::: Lignes d'entrée
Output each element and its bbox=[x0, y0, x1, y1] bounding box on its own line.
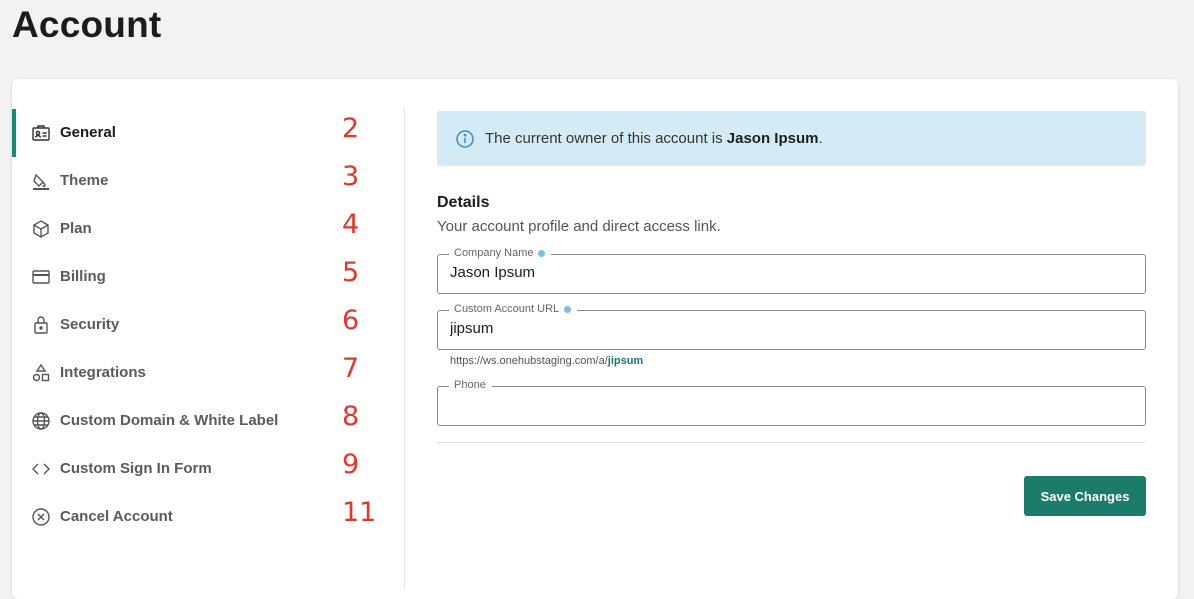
lock-icon bbox=[30, 314, 52, 336]
annotation-number: 7 bbox=[342, 353, 360, 384]
sidebar-item-cancel-account[interactable]: Cancel Account 11 bbox=[12, 493, 404, 541]
sidebar-item-custom-domain[interactable]: Custom Domain & White Label 8 bbox=[12, 397, 404, 445]
owner-info-banner: The current owner of this account is Jas… bbox=[437, 111, 1146, 166]
company-name-label: Company Name bbox=[449, 247, 552, 259]
sidebar-item-custom-sign-in[interactable]: Custom Sign In Form 9 bbox=[12, 445, 404, 493]
sidebar-item-label: General bbox=[60, 124, 116, 141]
required-dot-icon bbox=[538, 249, 546, 257]
account-url-hint: https://ws.onehubstaging.com/a/jipsum bbox=[450, 355, 644, 367]
sidebar-item-label: Cancel Account bbox=[60, 508, 173, 525]
required-dot-icon bbox=[564, 305, 572, 313]
sidebar-item-general[interactable]: General 2 bbox=[12, 109, 404, 157]
sidebar-item-billing[interactable]: Billing 5 bbox=[12, 253, 404, 301]
url-slug: jipsum bbox=[607, 355, 644, 367]
sidebar-item-label: Custom Sign In Form bbox=[60, 460, 212, 477]
sidebar-item-security[interactable]: Security 6 bbox=[12, 301, 404, 349]
id-card-icon bbox=[30, 122, 52, 144]
annotation-number: 4 bbox=[342, 209, 360, 240]
save-changes-button[interactable]: Save Changes bbox=[1024, 476, 1146, 516]
phone-input[interactable] bbox=[450, 396, 1130, 413]
sidebar-item-label: Plan bbox=[60, 220, 92, 237]
sidebar-item-integrations[interactable]: Integrations 7 bbox=[12, 349, 404, 397]
sidebar-item-label: Integrations bbox=[60, 364, 146, 381]
annotation-number: 9 bbox=[342, 449, 360, 480]
annotation-number: 6 bbox=[342, 305, 360, 336]
sidebar-item-label: Custom Domain & White Label bbox=[60, 412, 279, 429]
annotation-number: 11 bbox=[342, 497, 377, 528]
custom-url-label: Custom Account URL bbox=[449, 303, 578, 315]
company-name-input[interactable] bbox=[450, 264, 1130, 281]
package-icon bbox=[30, 218, 52, 240]
annotation-number: 8 bbox=[342, 401, 360, 432]
annotation-number: 5 bbox=[342, 257, 360, 288]
owner-name: Jason Ipsum bbox=[726, 130, 819, 147]
details-title: Details bbox=[437, 194, 490, 211]
globe-icon bbox=[30, 410, 52, 432]
sidebar-item-label: Theme bbox=[60, 172, 109, 189]
phone-field[interactable]: Phone bbox=[437, 379, 1146, 426]
company-name-field[interactable]: Company Name bbox=[437, 247, 1146, 294]
sidebar-nav: General 2 Theme 3 Plan 4 Billing 5 Secur… bbox=[12, 109, 405, 589]
divider bbox=[437, 442, 1146, 443]
paint-bucket-icon bbox=[30, 170, 52, 192]
custom-url-input[interactable] bbox=[450, 320, 1130, 337]
account-card: General 2 Theme 3 Plan 4 Billing 5 Secur… bbox=[12, 79, 1178, 599]
info-icon bbox=[455, 129, 475, 149]
annotation-number: 3 bbox=[342, 161, 360, 192]
custom-url-field[interactable]: Custom Account URL bbox=[437, 303, 1146, 350]
annotation-number: 2 bbox=[342, 113, 360, 144]
phone-label: Phone bbox=[449, 379, 492, 391]
sidebar-item-label: Security bbox=[60, 316, 120, 333]
page-title: Account bbox=[12, 4, 162, 45]
owner-info-text: The current owner of this account is Jas… bbox=[485, 130, 823, 147]
sidebar-item-plan[interactable]: Plan 4 bbox=[12, 205, 404, 253]
shapes-icon bbox=[30, 362, 52, 384]
code-icon bbox=[30, 458, 52, 480]
credit-card-icon bbox=[30, 266, 52, 288]
details-subtitle: Your account profile and direct access l… bbox=[437, 218, 721, 235]
x-circle-icon bbox=[30, 506, 52, 528]
sidebar-item-label: Billing bbox=[60, 268, 106, 285]
sidebar-item-theme[interactable]: Theme 3 bbox=[12, 157, 404, 205]
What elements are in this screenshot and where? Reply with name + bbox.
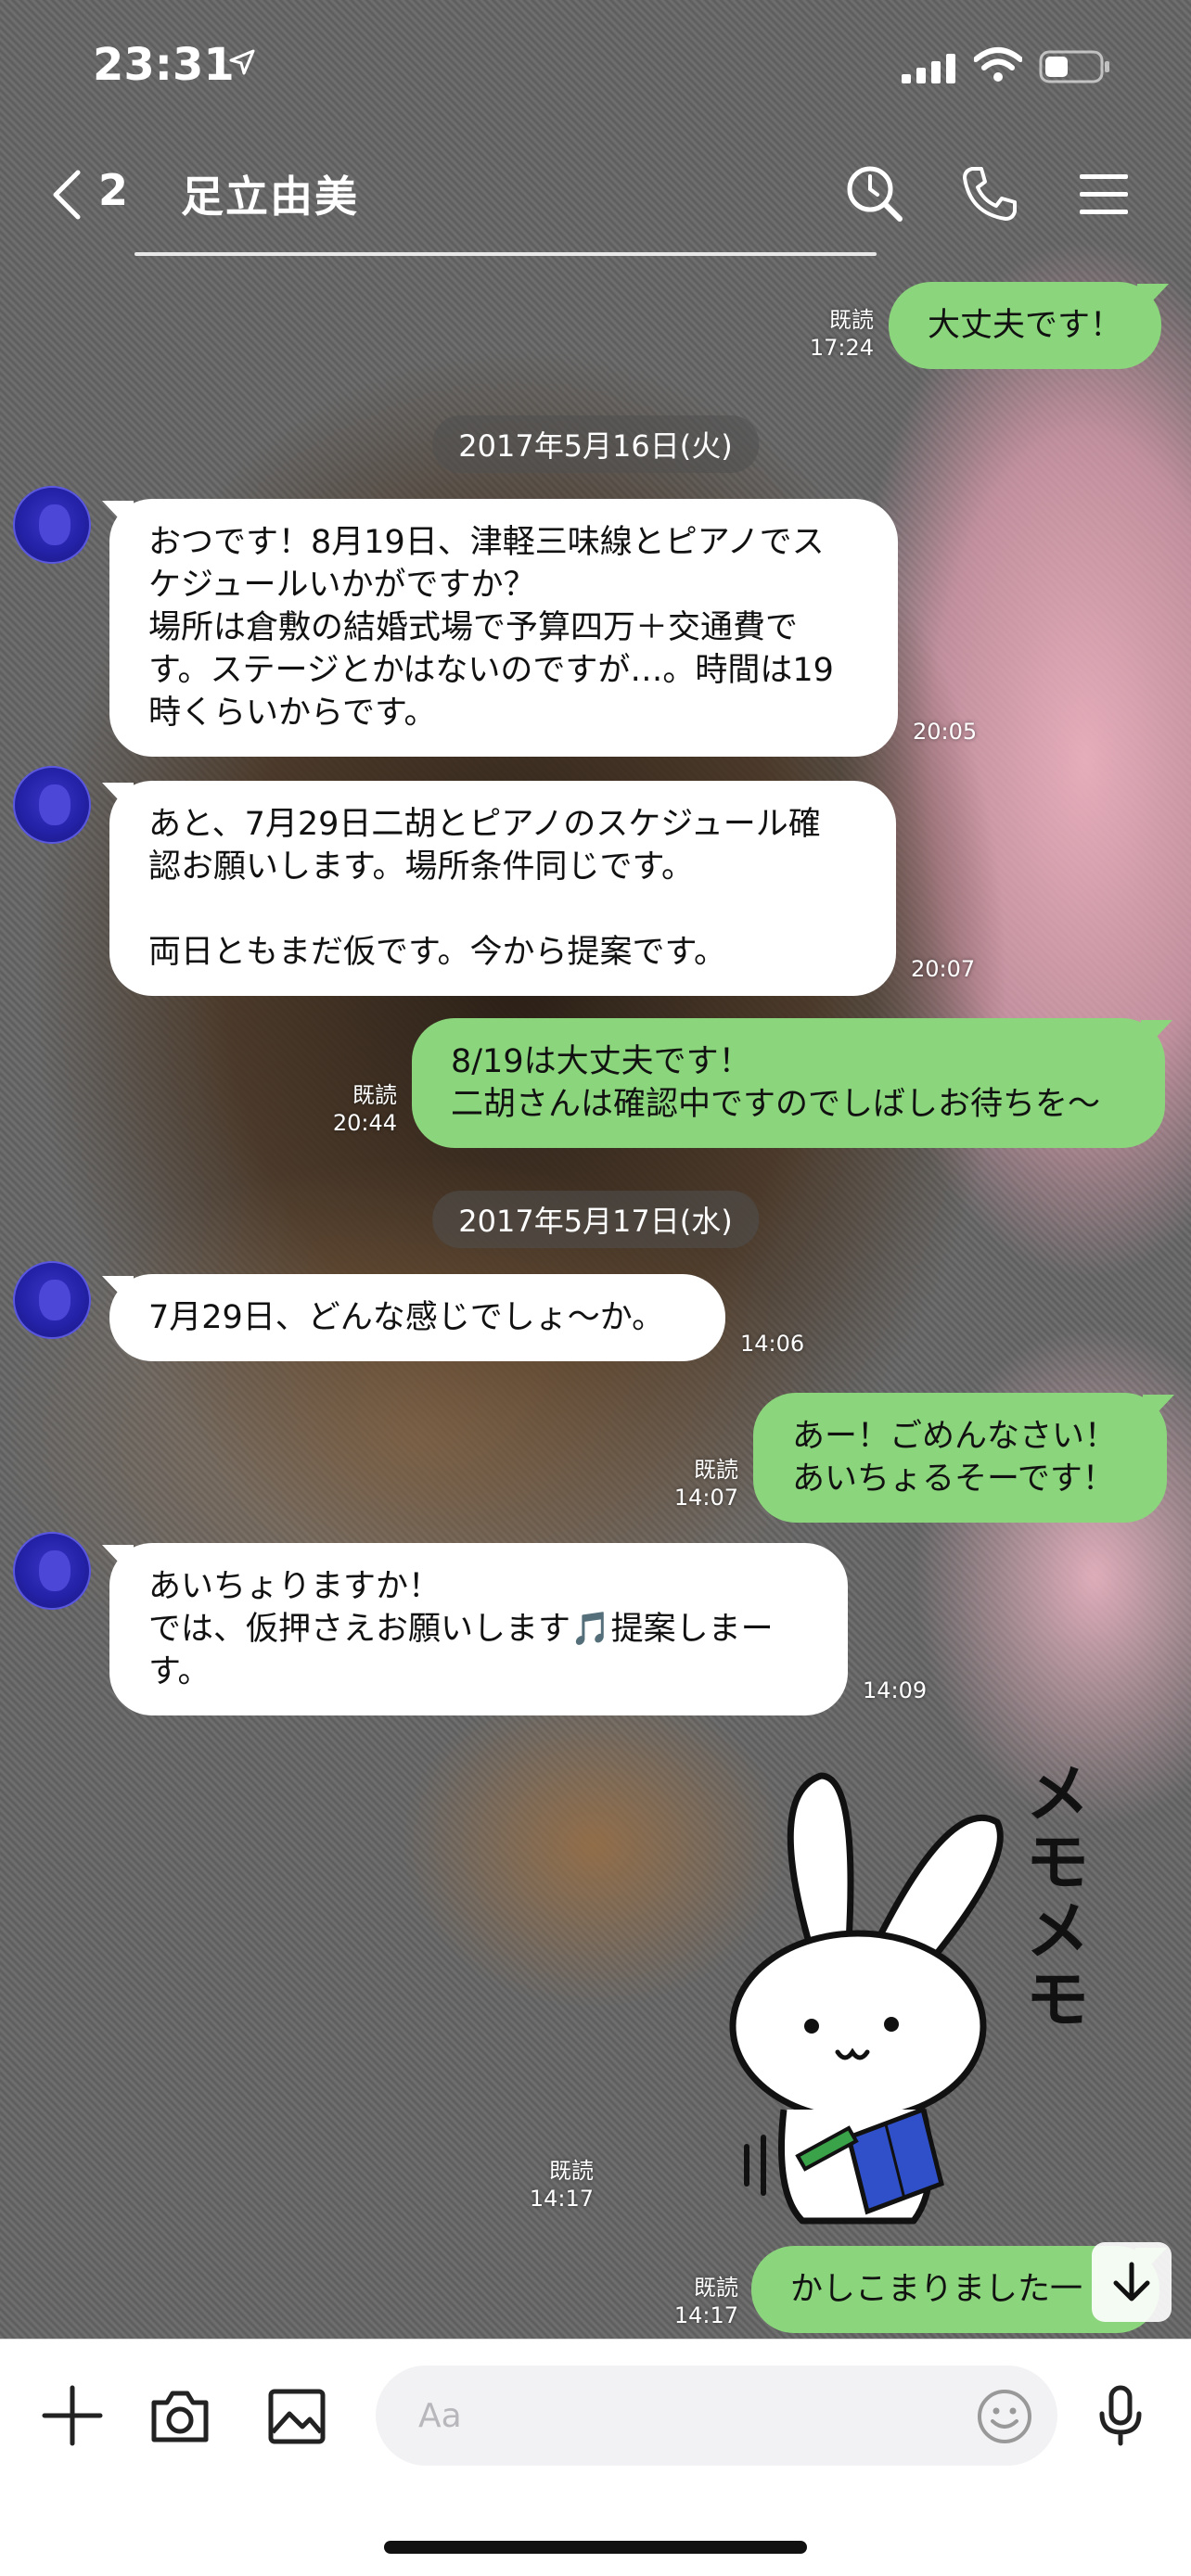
image-icon[interactable]	[265, 2384, 328, 2447]
wifi-icon	[974, 47, 1022, 82]
rabbit-memo-sticker[interactable]: メモメモ	[710, 1757, 1118, 2239]
avatar[interactable]	[13, 1532, 91, 1610]
outgoing-message[interactable]: あー！ごめんなさい！ あいちょるそーです！	[753, 1393, 1167, 1523]
chat-header: 2 足立由美	[0, 148, 1191, 241]
plus-icon[interactable]	[41, 2384, 104, 2447]
chat-title[interactable]: 足立由美	[181, 163, 359, 224]
incoming-message[interactable]: あいちょりますか！ では、仮押さえお願いします🎵提案しまー す。	[109, 1543, 848, 1715]
date-separator: 2017年5月17日(水)	[432, 1191, 759, 1248]
outgoing-message[interactable]: 8/19は大丈夫です！ 二胡さんは確認中ですのでしばしお待ちを〜	[412, 1018, 1165, 1148]
header-divider	[134, 252, 877, 256]
location-arrow-icon	[229, 49, 255, 75]
message-status: 既読 14:17	[529, 2158, 594, 2212]
message-status: 既読 17:24	[809, 307, 874, 361]
camera-icon[interactable]	[148, 2384, 211, 2447]
outgoing-message[interactable]: 大丈夫です！	[889, 282, 1162, 369]
message-status: 既読 14:17	[673, 2275, 738, 2328]
message-status: 既読 14:07	[673, 1457, 738, 1511]
down-arrow-icon	[1113, 2262, 1150, 2302]
cellular-signal-icon	[902, 54, 955, 83]
microphone-icon[interactable]	[1089, 2384, 1152, 2447]
message-time: 20:05	[913, 719, 978, 745]
incoming-message[interactable]: 7月29日、どんな感じでしょ〜か。	[109, 1274, 725, 1361]
message-status: 既読 20:44	[332, 1082, 397, 1136]
message-time: 14:06	[740, 1331, 805, 1357]
emoji-icon[interactable]	[976, 2388, 1033, 2445]
incoming-message[interactable]: おつです！8月19日、津軽三味線とピアノでス ケジュールいかがですか？ 場所は倉…	[109, 499, 898, 757]
menu-icon[interactable]	[1074, 163, 1135, 224]
date-separator: 2017年5月16日(火)	[432, 415, 759, 473]
avatar[interactable]	[13, 766, 91, 844]
avatar[interactable]	[13, 486, 91, 564]
message-input[interactable]	[376, 2366, 1057, 2466]
status-bar: 23:31	[0, 0, 1191, 134]
phone-call-icon[interactable]	[959, 163, 1020, 224]
message-time: 20:07	[911, 956, 976, 982]
status-time: 23:31	[93, 39, 235, 91]
home-indicator	[384, 2541, 807, 2554]
scroll-to-bottom-button[interactable]	[1092, 2242, 1172, 2322]
unread-count[interactable]: 2	[98, 165, 128, 215]
back-chevron-icon[interactable]	[48, 169, 85, 221]
sticker-text: メモメモ	[1015, 1759, 1091, 2034]
incoming-message[interactable]: あと、7月29日二胡とピアノのスケジュール確 認お願いします。場所条件同じです。…	[109, 781, 896, 996]
message-time: 14:09	[863, 1677, 928, 1703]
avatar[interactable]	[13, 1261, 91, 1339]
search-icon[interactable]	[844, 163, 905, 224]
battery-icon	[1039, 50, 1109, 83]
::::::
Présentez en liste numérotée tout ce qui va de la ligne contenant "2384, 328, 2447]" jusqu'à celle contenant "2262, 1150, 2302]", ces deux lignes comprises. Omettez les lignes vides.

1. image-icon[interactable]	[265, 2384, 328, 2447]
2. wifi-icon	[974, 47, 1022, 82]
3. rabbit-memo-sticker[interactable]: メモメモ	[710, 1757, 1118, 2239]
4. avatar[interactable]	[13, 1532, 91, 1610]
5. outgoing-message[interactable]: あー！ごめんなさい！ あいちょるそーです！	[753, 1393, 1167, 1523]
6. chat-header: 2 足立由美	[0, 148, 1191, 241]
7. plus-icon[interactable]	[41, 2384, 104, 2447]
8. chat-title[interactable]: 足立由美	[181, 163, 359, 224]
9. incoming-message[interactable]: あいちょりますか！ では、仮押さえお願いします🎵提案しまー す。	[109, 1543, 848, 1715]
10. date-separator: 2017年5月17日(水)	[432, 1191, 759, 1248]
11. outgoing-message[interactable]: 8/19は大丈夫です！ 二胡さんは確認中ですのでしばしお待ちを〜	[412, 1018, 1165, 1148]
12. header-divider	[134, 252, 877, 256]
13. location-arrow-icon	[229, 49, 255, 75]
14. message-status: 既読 14:17	[529, 2158, 594, 2212]
15. message-status: 既読 17:24	[809, 307, 874, 361]
16. camera-icon[interactable]	[148, 2384, 211, 2447]
17. outgoing-message[interactable]: 大丈夫です！	[889, 282, 1162, 369]
18. message-status: 既読 14:17	[673, 2275, 738, 2328]
19. message-status: 既読 14:07	[673, 1457, 738, 1511]
20. down-arrow-icon	[1113, 2262, 1150, 2302]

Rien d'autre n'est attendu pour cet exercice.